* [Records for this task]:
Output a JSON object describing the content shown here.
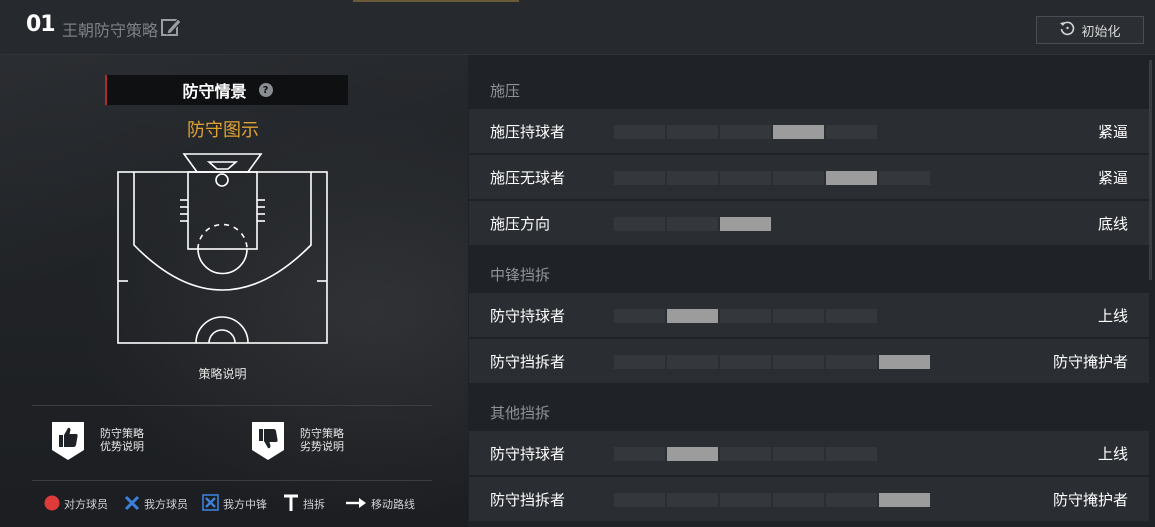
{
  "header": {
    "plan_number": "01",
    "plan_name": "王朝防守策略",
    "reset_label": "初始化"
  },
  "left": {
    "scene_title": "防守情景",
    "scene_help_glyph": "?",
    "diagram_title": "防守图示",
    "strategy_desc": "策略说明",
    "pros": [
      "防守策略",
      "优势说明"
    ],
    "cons": [
      "防守策略",
      "劣势说明"
    ],
    "legend": {
      "opponent": "对方球员",
      "my_player": "我方球员",
      "my_center": "我方中锋",
      "screen": "挡拆",
      "route": "移动路线"
    }
  },
  "sections": [
    {
      "title": "施压",
      "rows": [
        {
          "label": "施压持球者",
          "value": "紧逼",
          "segments": 5,
          "level": 4
        },
        {
          "label": "施压无球者",
          "value": "紧逼",
          "segments": 6,
          "level": 5
        },
        {
          "label": "施压方向",
          "value": "底线",
          "segments": 3,
          "level": 3
        }
      ]
    },
    {
      "title": "中锋挡拆",
      "rows": [
        {
          "label": "防守持球者",
          "value": "上线",
          "segments": 5,
          "level": 2
        },
        {
          "label": "防守挡拆者",
          "value": "防守掩护者",
          "segments": 6,
          "level": 6
        }
      ]
    },
    {
      "title": "其他挡拆",
      "rows": [
        {
          "label": "防守持球者",
          "value": "上线",
          "segments": 5,
          "level": 2
        },
        {
          "label": "防守挡拆者",
          "value": "防守掩护者",
          "segments": 6,
          "level": 6
        }
      ]
    }
  ],
  "colors": {
    "accent_orange": "#e0a235",
    "accent_red": "#b02a2a",
    "slider_active": "#9c9c9c",
    "slider_inactive": "#34373c",
    "opponent_dot": "#e03b3b",
    "player_blue": "#3d7fd9"
  }
}
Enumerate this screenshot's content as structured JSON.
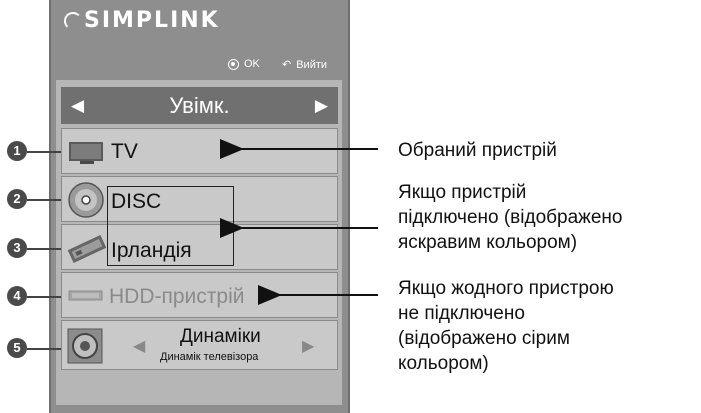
{
  "logo": {
    "text": "SIMPLINK"
  },
  "hints": {
    "ok": "OK",
    "exit": "Вийти"
  },
  "selector": {
    "value": "Увімк."
  },
  "devices": [
    {
      "number": "1",
      "label": "TV"
    },
    {
      "number": "2",
      "label": "DISC"
    },
    {
      "number": "3",
      "label": "Ірландія"
    },
    {
      "number": "4",
      "label": "HDD-пристрій"
    },
    {
      "number": "5",
      "label": "Динаміки",
      "sublabel": "Динамік телевізора"
    }
  ],
  "annotations": {
    "selected": "Обраний пристрій",
    "connected": [
      "Якщо пристрій",
      "підключено (відображено",
      "яскравим кольором)"
    ],
    "not_connected": [
      "Якщо жодного пристрою",
      "не підключено",
      "(відображено сірим",
      "кольором)"
    ]
  }
}
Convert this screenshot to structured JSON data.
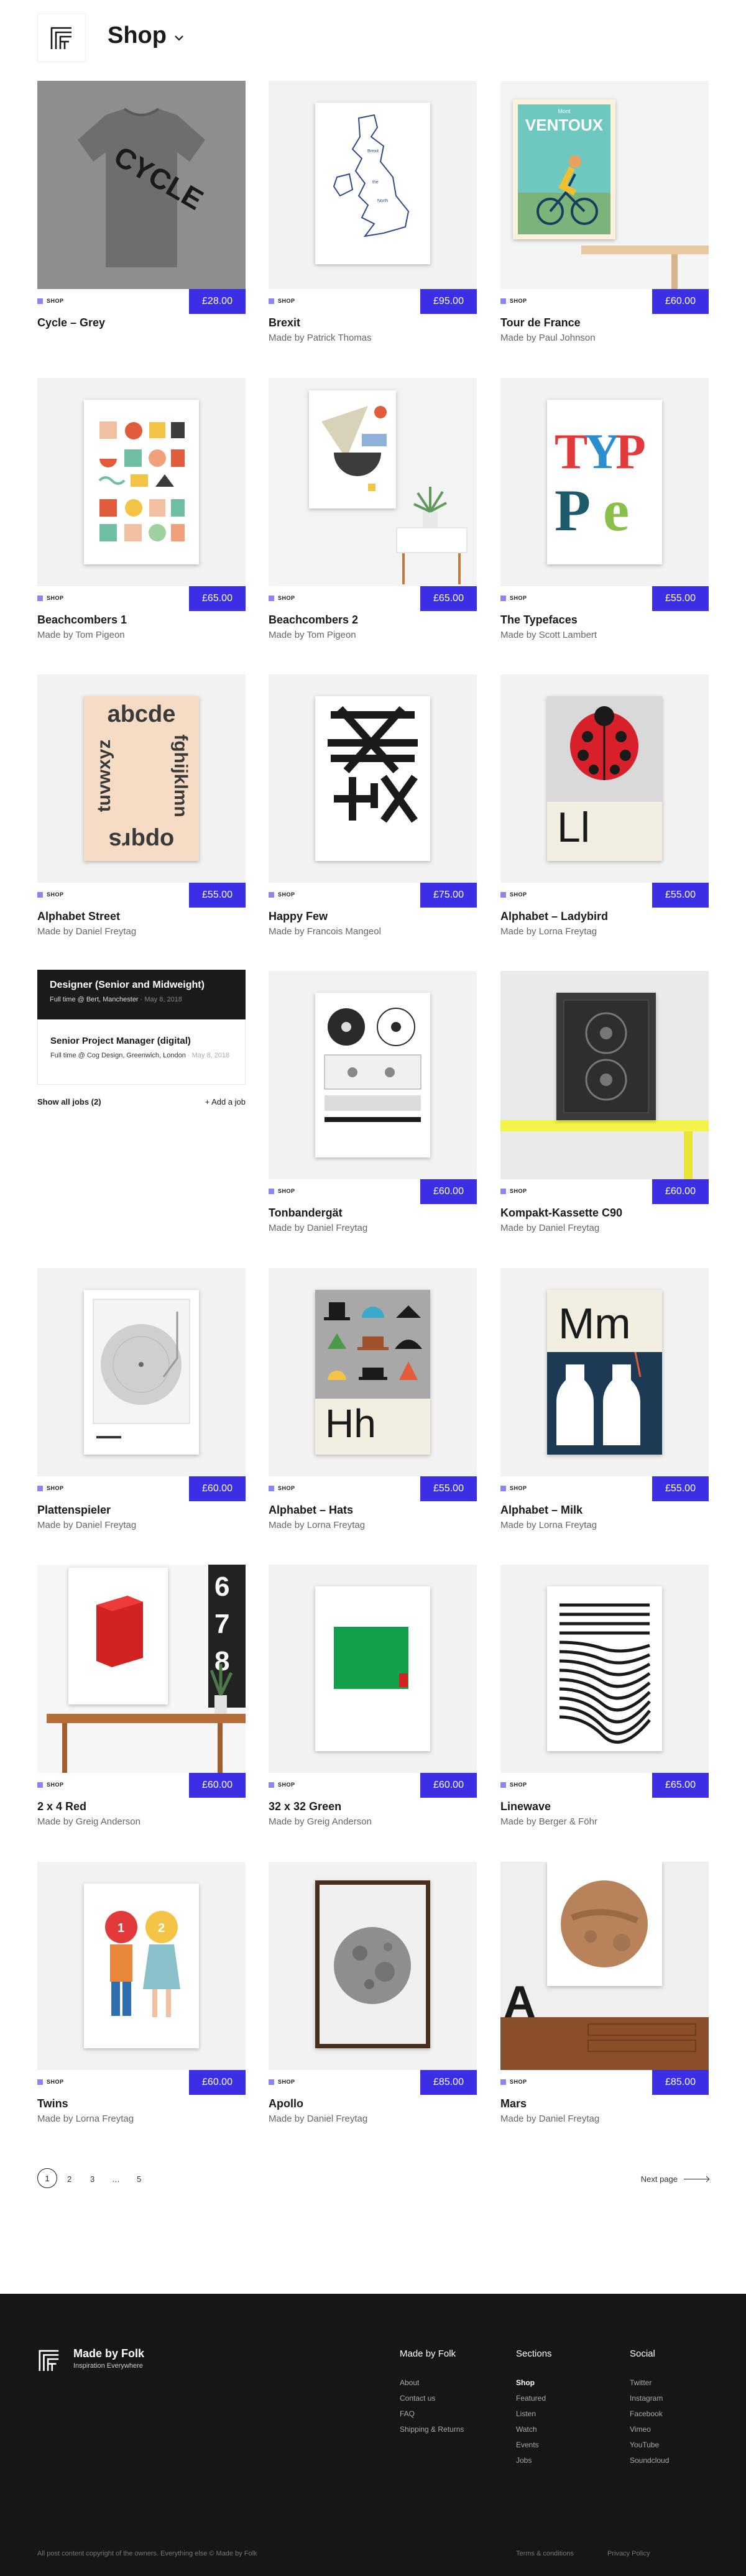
{
  "header": {
    "title": "Shop"
  },
  "products": [
    {
      "tag": "SHOP",
      "price": "£28.00",
      "title": "Cycle – Grey",
      "maker": ""
    },
    {
      "tag": "SHOP",
      "price": "£95.00",
      "title": "Brexit",
      "maker": "Made by Patrick Thomas"
    },
    {
      "tag": "SHOP",
      "price": "£60.00",
      "title": "Tour de France",
      "maker": "Made by Paul Johnson",
      "poster_text": "VENTOUX",
      "poster_top": "Mont"
    },
    {
      "tag": "SHOP",
      "price": "£65.00",
      "title": "Beachcombers 1",
      "maker": "Made by Tom Pigeon"
    },
    {
      "tag": "SHOP",
      "price": "£65.00",
      "title": "Beachcombers 2",
      "maker": "Made by Tom Pigeon"
    },
    {
      "tag": "SHOP",
      "price": "£55.00",
      "title": "The Typefaces",
      "maker": "Made by Scott Lambert"
    },
    {
      "tag": "SHOP",
      "price": "£55.00",
      "title": "Alphabet Street",
      "maker": "Made by Daniel Freytag",
      "poster_top": "abcde",
      "poster_right": "fghijklmn",
      "poster_bottom": "opqrs",
      "poster_left": "tuvwxyz"
    },
    {
      "tag": "SHOP",
      "price": "£75.00",
      "title": "Happy Few",
      "maker": "Made by Francois Mangeol"
    },
    {
      "tag": "SHOP",
      "price": "£55.00",
      "title": "Alphabet – Ladybird",
      "maker": "Made by Lorna Freytag",
      "poster_text": "Ll"
    },
    {
      "tag": "SHOP",
      "price": "£60.00",
      "title": "Tonbandergät",
      "maker": "Made by Daniel Freytag"
    },
    {
      "tag": "SHOP",
      "price": "£60.00",
      "title": "Kompakt-Kassette C90",
      "maker": "Made by Daniel Freytag"
    },
    {
      "tag": "SHOP",
      "price": "£60.00",
      "title": "Plattenspieler",
      "maker": "Made by Daniel Freytag"
    },
    {
      "tag": "SHOP",
      "price": "£55.00",
      "title": "Alphabet – Hats",
      "maker": "Made by Lorna Freytag",
      "poster_text": "Hh"
    },
    {
      "tag": "SHOP",
      "price": "£55.00",
      "title": "Alphabet – Milk",
      "maker": "Made by Lorna Freytag",
      "poster_text": "Mm"
    },
    {
      "tag": "SHOP",
      "price": "£60.00",
      "title": "2 x 4 Red",
      "maker": "Made by Greig Anderson"
    },
    {
      "tag": "SHOP",
      "price": "£60.00",
      "title": "32 x 32 Green",
      "maker": "Made by Greig Anderson"
    },
    {
      "tag": "SHOP",
      "price": "£65.00",
      "title": "Linewave",
      "maker": "Made by Berger & Föhr"
    },
    {
      "tag": "SHOP",
      "price": "£60.00",
      "title": "Twins",
      "maker": "Made by Lorna Freytag"
    },
    {
      "tag": "SHOP",
      "price": "£85.00",
      "title": "Apollo",
      "maker": "Made by Daniel Freytag"
    },
    {
      "tag": "SHOP",
      "price": "£85.00",
      "title": "Mars",
      "maker": "Made by Daniel Freytag"
    }
  ],
  "jobs": {
    "items": [
      {
        "title": "Designer (Senior and Midweight)",
        "meta": "Full time @ Bert, Manchester",
        "date": " · May 8, 2018"
      },
      {
        "title": "Senior Project Manager (digital)",
        "meta": "Full time @ Cog Design, Greenwich, London",
        "date": " · May 8, 2018"
      }
    ],
    "show_all": "Show all jobs (2)",
    "add": "+ Add a job"
  },
  "pagination": {
    "pages": [
      "1",
      "2",
      "3",
      "…",
      "5"
    ],
    "next": "Next page"
  },
  "footer": {
    "brand": "Made by Folk",
    "tagline": "Inspiration Everywhere",
    "columns": [
      {
        "heading": "Made by Folk",
        "links": [
          "About",
          "Contact us",
          "FAQ",
          "Shipping & Returns"
        ]
      },
      {
        "heading": "Sections",
        "links": [
          "Shop",
          "Featured",
          "Listen",
          "Watch",
          "Events",
          "Jobs"
        ]
      },
      {
        "heading": "Social",
        "links": [
          "Twitter",
          "Instagram",
          "Facebook",
          "Vimeo",
          "YouTube",
          "Soundcloud"
        ]
      }
    ],
    "copyright": "All post content copyright of the owners. Everything else © Made by Folk",
    "terms": "Terms & conditions",
    "privacy": "Privacy Policy"
  },
  "colors": {
    "accent": "#3b2ee4",
    "tag_square": "#8b85f0",
    "footer_bg": "#161616"
  }
}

* [Exercise details]:
Give back the whole listing as it stands, minus its pictures.

* [Answer in full]:
Output a JSON object describing the content shown here.
{
  "header": {
    "plan_number": "01",
    "plan_name": "王朝防守策略",
    "reset_label": "初始化"
  },
  "left": {
    "scene_title": "防守情景",
    "scene_help_glyph": "?",
    "diagram_title": "防守图示",
    "strategy_desc": "策略说明",
    "pros": [
      "防守策略",
      "优势说明"
    ],
    "cons": [
      "防守策略",
      "劣势说明"
    ],
    "legend": {
      "opponent": "对方球员",
      "my_player": "我方球员",
      "my_center": "我方中锋",
      "screen": "挡拆",
      "route": "移动路线"
    }
  },
  "sections": [
    {
      "title": "施压",
      "rows": [
        {
          "label": "施压持球者",
          "value": "紧逼",
          "segments": 5,
          "level": 4
        },
        {
          "label": "施压无球者",
          "value": "紧逼",
          "segments": 6,
          "level": 5
        },
        {
          "label": "施压方向",
          "value": "底线",
          "segments": 3,
          "level": 3
        }
      ]
    },
    {
      "title": "中锋挡拆",
      "rows": [
        {
          "label": "防守持球者",
          "value": "上线",
          "segments": 5,
          "level": 2
        },
        {
          "label": "防守挡拆者",
          "value": "防守掩护者",
          "segments": 6,
          "level": 6
        }
      ]
    },
    {
      "title": "其他挡拆",
      "rows": [
        {
          "label": "防守持球者",
          "value": "上线",
          "segments": 5,
          "level": 2
        },
        {
          "label": "防守挡拆者",
          "value": "防守掩护者",
          "segments": 6,
          "level": 6
        }
      ]
    }
  ],
  "colors": {
    "accent_orange": "#e0a235",
    "accent_red": "#b02a2a",
    "slider_active": "#9c9c9c",
    "slider_inactive": "#34373c",
    "opponent_dot": "#e03b3b",
    "player_blue": "#3d7fd9"
  }
}
Enumerate this screenshot's content as structured JSON.
{
  "logo": {
    "text": "SIMPLINK"
  },
  "hints": {
    "ok": "OK",
    "exit": "Вийти"
  },
  "selector": {
    "value": "Увімк."
  },
  "devices": [
    {
      "number": "1",
      "label": "TV"
    },
    {
      "number": "2",
      "label": "DISC"
    },
    {
      "number": "3",
      "label": "Ірландія"
    },
    {
      "number": "4",
      "label": "HDD-пристрій"
    },
    {
      "number": "5",
      "label": "Динаміки",
      "sublabel": "Динамік телевізора"
    }
  ],
  "annotations": {
    "selected": "Обраний пристрій",
    "connected": [
      "Якщо пристрій",
      "підключено (відображено",
      "яскравим кольором)"
    ],
    "not_connected": [
      "Якщо жодного пристрою",
      "не підключено",
      "(відображено сірим",
      "кольором)"
    ]
  }
}
Convert this screenshot to structured JSON data.
{
  "header": {
    "title": "Shop"
  },
  "products": [
    {
      "tag": "SHOP",
      "price": "£28.00",
      "title": "Cycle – Grey",
      "maker": ""
    },
    {
      "tag": "SHOP",
      "price": "£95.00",
      "title": "Brexit",
      "maker": "Made by Patrick Thomas"
    },
    {
      "tag": "SHOP",
      "price": "£60.00",
      "title": "Tour de France",
      "maker": "Made by Paul Johnson",
      "poster_text": "VENTOUX",
      "poster_top": "Mont"
    },
    {
      "tag": "SHOP",
      "price": "£65.00",
      "title": "Beachcombers 1",
      "maker": "Made by Tom Pigeon"
    },
    {
      "tag": "SHOP",
      "price": "£65.00",
      "title": "Beachcombers 2",
      "maker": "Made by Tom Pigeon"
    },
    {
      "tag": "SHOP",
      "price": "£55.00",
      "title": "The Typefaces",
      "maker": "Made by Scott Lambert"
    },
    {
      "tag": "SHOP",
      "price": "£55.00",
      "title": "Alphabet Street",
      "maker": "Made by Daniel Freytag",
      "poster_top": "abcde",
      "poster_right": "fghijklmn",
      "poster_bottom": "opqrs",
      "poster_left": "tuvwxyz"
    },
    {
      "tag": "SHOP",
      "price": "£75.00",
      "title": "Happy Few",
      "maker": "Made by Francois Mangeol"
    },
    {
      "tag": "SHOP",
      "price": "£55.00",
      "title": "Alphabet – Ladybird",
      "maker": "Made by Lorna Freytag",
      "poster_text": "Ll"
    },
    {
      "tag": "SHOP",
      "price": "£60.00",
      "title": "Tonbandergät",
      "maker": "Made by Daniel Freytag"
    },
    {
      "tag": "SHOP",
      "price": "£60.00",
      "title": "Kompakt-Kassette C90",
      "maker": "Made by Daniel Freytag"
    },
    {
      "tag": "SHOP",
      "price": "£60.00",
      "title": "Plattenspieler",
      "maker": "Made by Daniel Freytag"
    },
    {
      "tag": "SHOP",
      "price": "£55.00",
      "title": "Alphabet – Hats",
      "maker": "Made by Lorna Freytag",
      "poster_text": "Hh"
    },
    {
      "tag": "SHOP",
      "price": "£55.00",
      "title": "Alphabet – Milk",
      "maker": "Made by Lorna Freytag",
      "poster_text": "Mm"
    },
    {
      "tag": "SHOP",
      "price": "£60.00",
      "title": "2 x 4 Red",
      "maker": "Made by Greig Anderson"
    },
    {
      "tag": "SHOP",
      "price": "£60.00",
      "title": "32 x 32 Green",
      "maker": "Made by Greig Anderson"
    },
    {
      "tag": "SHOP",
      "price": "£65.00",
      "title": "Linewave",
      "maker": "Made by Berger & Föhr"
    },
    {
      "tag": "SHOP",
      "price": "£60.00",
      "title": "Twins",
      "maker": "Made by Lorna Freytag"
    },
    {
      "tag": "SHOP",
      "price": "£85.00",
      "title": "Apollo",
      "maker": "Made by Daniel Freytag"
    },
    {
      "tag": "SHOP",
      "price": "£85.00",
      "title": "Mars",
      "maker": "Made by Daniel Freytag"
    }
  ],
  "jobs": {
    "items": [
      {
        "title": "Designer (Senior and Midweight)",
        "meta": "Full time @ Bert, Manchester",
        "date": " · May 8, 2018"
      },
      {
        "title": "Senior Project Manager (digital)",
        "meta": "Full time @ Cog Design, Greenwich, London",
        "date": " · May 8, 2018"
      }
    ],
    "show_all": "Show all jobs (2)",
    "add": "+ Add a job"
  },
  "pagination": {
    "pages": [
      "1",
      "2",
      "3",
      "…",
      "5"
    ],
    "next": "Next page"
  },
  "footer": {
    "brand": "Made by Folk",
    "tagline": "Inspiration Everywhere",
    "columns": [
      {
        "heading": "Made by Folk",
        "links": [
          "About",
          "Contact us",
          "FAQ",
          "Shipping & Returns"
        ]
      },
      {
        "heading": "Sections",
        "links": [
          "Shop",
          "Featured",
          "Listen",
          "Watch",
          "Events",
          "Jobs"
        ]
      },
      {
        "heading": "Social",
        "links": [
          "Twitter",
          "Instagram",
          "Facebook",
          "Vimeo",
          "YouTube",
          "Soundcloud"
        ]
      }
    ],
    "copyright": "All post content copyright of the owners. Everything else © Made by Folk",
    "terms": "Terms & conditions",
    "privacy": "Privacy Policy"
  },
  "colors": {
    "accent": "#3b2ee4",
    "tag_square": "#8b85f0",
    "footer_bg": "#161616"
  }
}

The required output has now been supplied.